• Given problem: Print each line exactly as it is given.

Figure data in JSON
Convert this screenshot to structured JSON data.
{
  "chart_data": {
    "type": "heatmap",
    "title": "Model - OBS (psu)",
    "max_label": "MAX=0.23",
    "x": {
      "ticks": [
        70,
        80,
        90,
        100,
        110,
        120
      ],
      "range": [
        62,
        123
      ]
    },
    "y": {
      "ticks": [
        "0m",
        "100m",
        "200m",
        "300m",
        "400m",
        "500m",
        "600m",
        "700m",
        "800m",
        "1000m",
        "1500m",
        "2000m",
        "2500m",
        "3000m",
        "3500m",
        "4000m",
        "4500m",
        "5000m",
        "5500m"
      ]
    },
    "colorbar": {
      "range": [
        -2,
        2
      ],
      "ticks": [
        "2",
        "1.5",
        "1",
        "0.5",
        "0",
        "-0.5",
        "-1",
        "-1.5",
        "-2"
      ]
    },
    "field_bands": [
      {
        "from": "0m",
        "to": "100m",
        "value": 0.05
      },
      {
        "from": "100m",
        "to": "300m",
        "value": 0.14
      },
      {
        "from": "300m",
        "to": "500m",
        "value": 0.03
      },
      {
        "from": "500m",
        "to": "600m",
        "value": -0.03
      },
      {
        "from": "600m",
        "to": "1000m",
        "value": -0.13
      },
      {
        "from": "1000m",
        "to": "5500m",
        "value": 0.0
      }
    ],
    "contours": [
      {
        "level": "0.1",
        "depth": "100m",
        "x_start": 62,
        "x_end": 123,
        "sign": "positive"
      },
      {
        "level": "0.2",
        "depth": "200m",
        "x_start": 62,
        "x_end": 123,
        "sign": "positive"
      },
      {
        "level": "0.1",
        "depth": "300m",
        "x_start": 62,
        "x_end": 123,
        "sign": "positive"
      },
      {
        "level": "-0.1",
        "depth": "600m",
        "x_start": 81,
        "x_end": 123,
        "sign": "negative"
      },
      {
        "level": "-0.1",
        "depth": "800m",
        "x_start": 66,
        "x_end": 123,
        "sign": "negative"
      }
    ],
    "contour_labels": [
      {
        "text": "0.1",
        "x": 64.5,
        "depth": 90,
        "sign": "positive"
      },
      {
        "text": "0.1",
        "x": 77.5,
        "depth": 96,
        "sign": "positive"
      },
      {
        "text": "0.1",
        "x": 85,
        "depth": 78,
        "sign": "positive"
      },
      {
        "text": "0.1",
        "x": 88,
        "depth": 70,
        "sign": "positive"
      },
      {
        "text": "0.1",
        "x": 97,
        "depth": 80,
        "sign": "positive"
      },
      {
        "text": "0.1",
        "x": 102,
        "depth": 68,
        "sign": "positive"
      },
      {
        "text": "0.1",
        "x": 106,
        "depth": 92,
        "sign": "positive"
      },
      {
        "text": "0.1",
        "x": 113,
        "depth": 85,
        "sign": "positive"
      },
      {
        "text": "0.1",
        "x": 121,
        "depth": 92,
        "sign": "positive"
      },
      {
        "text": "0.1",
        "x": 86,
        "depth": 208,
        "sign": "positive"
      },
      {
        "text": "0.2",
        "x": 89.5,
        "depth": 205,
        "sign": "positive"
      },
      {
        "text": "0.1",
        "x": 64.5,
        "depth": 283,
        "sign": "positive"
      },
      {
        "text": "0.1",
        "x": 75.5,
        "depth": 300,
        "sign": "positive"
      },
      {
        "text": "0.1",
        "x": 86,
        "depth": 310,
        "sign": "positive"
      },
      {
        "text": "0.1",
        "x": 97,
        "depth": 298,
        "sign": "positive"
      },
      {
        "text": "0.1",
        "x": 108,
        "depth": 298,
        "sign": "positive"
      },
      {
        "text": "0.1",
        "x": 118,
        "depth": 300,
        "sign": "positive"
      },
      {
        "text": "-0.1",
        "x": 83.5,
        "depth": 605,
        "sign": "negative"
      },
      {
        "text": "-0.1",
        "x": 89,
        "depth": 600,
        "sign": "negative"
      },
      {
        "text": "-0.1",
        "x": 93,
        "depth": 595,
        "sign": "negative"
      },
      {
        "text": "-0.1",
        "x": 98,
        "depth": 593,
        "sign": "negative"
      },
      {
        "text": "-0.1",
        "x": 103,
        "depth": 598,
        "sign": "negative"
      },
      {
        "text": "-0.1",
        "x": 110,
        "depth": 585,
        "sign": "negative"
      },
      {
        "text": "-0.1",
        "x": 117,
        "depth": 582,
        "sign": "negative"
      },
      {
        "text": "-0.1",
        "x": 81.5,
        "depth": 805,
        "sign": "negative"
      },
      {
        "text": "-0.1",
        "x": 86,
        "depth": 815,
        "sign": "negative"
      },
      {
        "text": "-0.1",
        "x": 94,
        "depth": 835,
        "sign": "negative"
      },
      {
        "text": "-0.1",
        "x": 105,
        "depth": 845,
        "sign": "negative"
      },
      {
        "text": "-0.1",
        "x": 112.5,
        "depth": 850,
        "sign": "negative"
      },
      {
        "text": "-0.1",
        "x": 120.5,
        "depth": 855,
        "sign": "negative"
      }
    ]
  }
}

• Answer for this exercise:
Convert this screenshot to structured JSON data.
{
  "chart_data": {
    "type": "heatmap",
    "title": "Model - OBS (psu)",
    "max_label": "MAX=0.23",
    "x": {
      "ticks": [
        70,
        80,
        90,
        100,
        110,
        120
      ],
      "range": [
        62,
        123
      ]
    },
    "y": {
      "ticks": [
        "0m",
        "100m",
        "200m",
        "300m",
        "400m",
        "500m",
        "600m",
        "700m",
        "800m",
        "1000m",
        "1500m",
        "2000m",
        "2500m",
        "3000m",
        "3500m",
        "4000m",
        "4500m",
        "5000m",
        "5500m"
      ]
    },
    "colorbar": {
      "range": [
        -2,
        2
      ],
      "ticks": [
        "2",
        "1.5",
        "1",
        "0.5",
        "0",
        "-0.5",
        "-1",
        "-1.5",
        "-2"
      ]
    },
    "field_bands": [
      {
        "from": "0m",
        "to": "100m",
        "value": 0.05
      },
      {
        "from": "100m",
        "to": "300m",
        "value": 0.14
      },
      {
        "from": "300m",
        "to": "500m",
        "value": 0.03
      },
      {
        "from": "500m",
        "to": "600m",
        "value": -0.03
      },
      {
        "from": "600m",
        "to": "1000m",
        "value": -0.13
      },
      {
        "from": "1000m",
        "to": "5500m",
        "value": 0.0
      }
    ],
    "contours": [
      {
        "level": "0.1",
        "depth": "100m",
        "x_start": 62,
        "x_end": 123,
        "sign": "positive"
      },
      {
        "level": "0.2",
        "depth": "200m",
        "x_start": 62,
        "x_end": 123,
        "sign": "positive"
      },
      {
        "level": "0.1",
        "depth": "300m",
        "x_start": 62,
        "x_end": 123,
        "sign": "positive"
      },
      {
        "level": "-0.1",
        "depth": "600m",
        "x_start": 81,
        "x_end": 123,
        "sign": "negative"
      },
      {
        "level": "-0.1",
        "depth": "800m",
        "x_start": 66,
        "x_end": 123,
        "sign": "negative"
      }
    ],
    "contour_labels": [
      {
        "text": "0.1",
        "x": 64.5,
        "depth": 90,
        "sign": "positive"
      },
      {
        "text": "0.1",
        "x": 77.5,
        "depth": 96,
        "sign": "positive"
      },
      {
        "text": "0.1",
        "x": 85,
        "depth": 78,
        "sign": "positive"
      },
      {
        "text": "0.1",
        "x": 88,
        "depth": 70,
        "sign": "positive"
      },
      {
        "text": "0.1",
        "x": 97,
        "depth": 80,
        "sign": "positive"
      },
      {
        "text": "0.1",
        "x": 102,
        "depth": 68,
        "sign": "positive"
      },
      {
        "text": "0.1",
        "x": 106,
        "depth": 92,
        "sign": "positive"
      },
      {
        "text": "0.1",
        "x": 113,
        "depth": 85,
        "sign": "positive"
      },
      {
        "text": "0.1",
        "x": 121,
        "depth": 92,
        "sign": "positive"
      },
      {
        "text": "0.1",
        "x": 86,
        "depth": 208,
        "sign": "positive"
      },
      {
        "text": "0.2",
        "x": 89.5,
        "depth": 205,
        "sign": "positive"
      },
      {
        "text": "0.1",
        "x": 64.5,
        "depth": 283,
        "sign": "positive"
      },
      {
        "text": "0.1",
        "x": 75.5,
        "depth": 300,
        "sign": "positive"
      },
      {
        "text": "0.1",
        "x": 86,
        "depth": 310,
        "sign": "positive"
      },
      {
        "text": "0.1",
        "x": 97,
        "depth": 298,
        "sign": "positive"
      },
      {
        "text": "0.1",
        "x": 108,
        "depth": 298,
        "sign": "positive"
      },
      {
        "text": "0.1",
        "x": 118,
        "depth": 300,
        "sign": "positive"
      },
      {
        "text": "-0.1",
        "x": 83.5,
        "depth": 605,
        "sign": "negative"
      },
      {
        "text": "-0.1",
        "x": 89,
        "depth": 600,
        "sign": "negative"
      },
      {
        "text": "-0.1",
        "x": 93,
        "depth": 595,
        "sign": "negative"
      },
      {
        "text": "-0.1",
        "x": 98,
        "depth": 593,
        "sign": "negative"
      },
      {
        "text": "-0.1",
        "x": 103,
        "depth": 598,
        "sign": "negative"
      },
      {
        "text": "-0.1",
        "x": 110,
        "depth": 585,
        "sign": "negative"
      },
      {
        "text": "-0.1",
        "x": 117,
        "depth": 582,
        "sign": "negative"
      },
      {
        "text": "-0.1",
        "x": 81.5,
        "depth": 805,
        "sign": "negative"
      },
      {
        "text": "-0.1",
        "x": 86,
        "depth": 815,
        "sign": "negative"
      },
      {
        "text": "-0.1",
        "x": 94,
        "depth": 835,
        "sign": "negative"
      },
      {
        "text": "-0.1",
        "x": 105,
        "depth": 845,
        "sign": "negative"
      },
      {
        "text": "-0.1",
        "x": 112.5,
        "depth": 850,
        "sign": "negative"
      },
      {
        "text": "-0.1",
        "x": 120.5,
        "depth": 855,
        "sign": "negative"
      }
    ]
  }
}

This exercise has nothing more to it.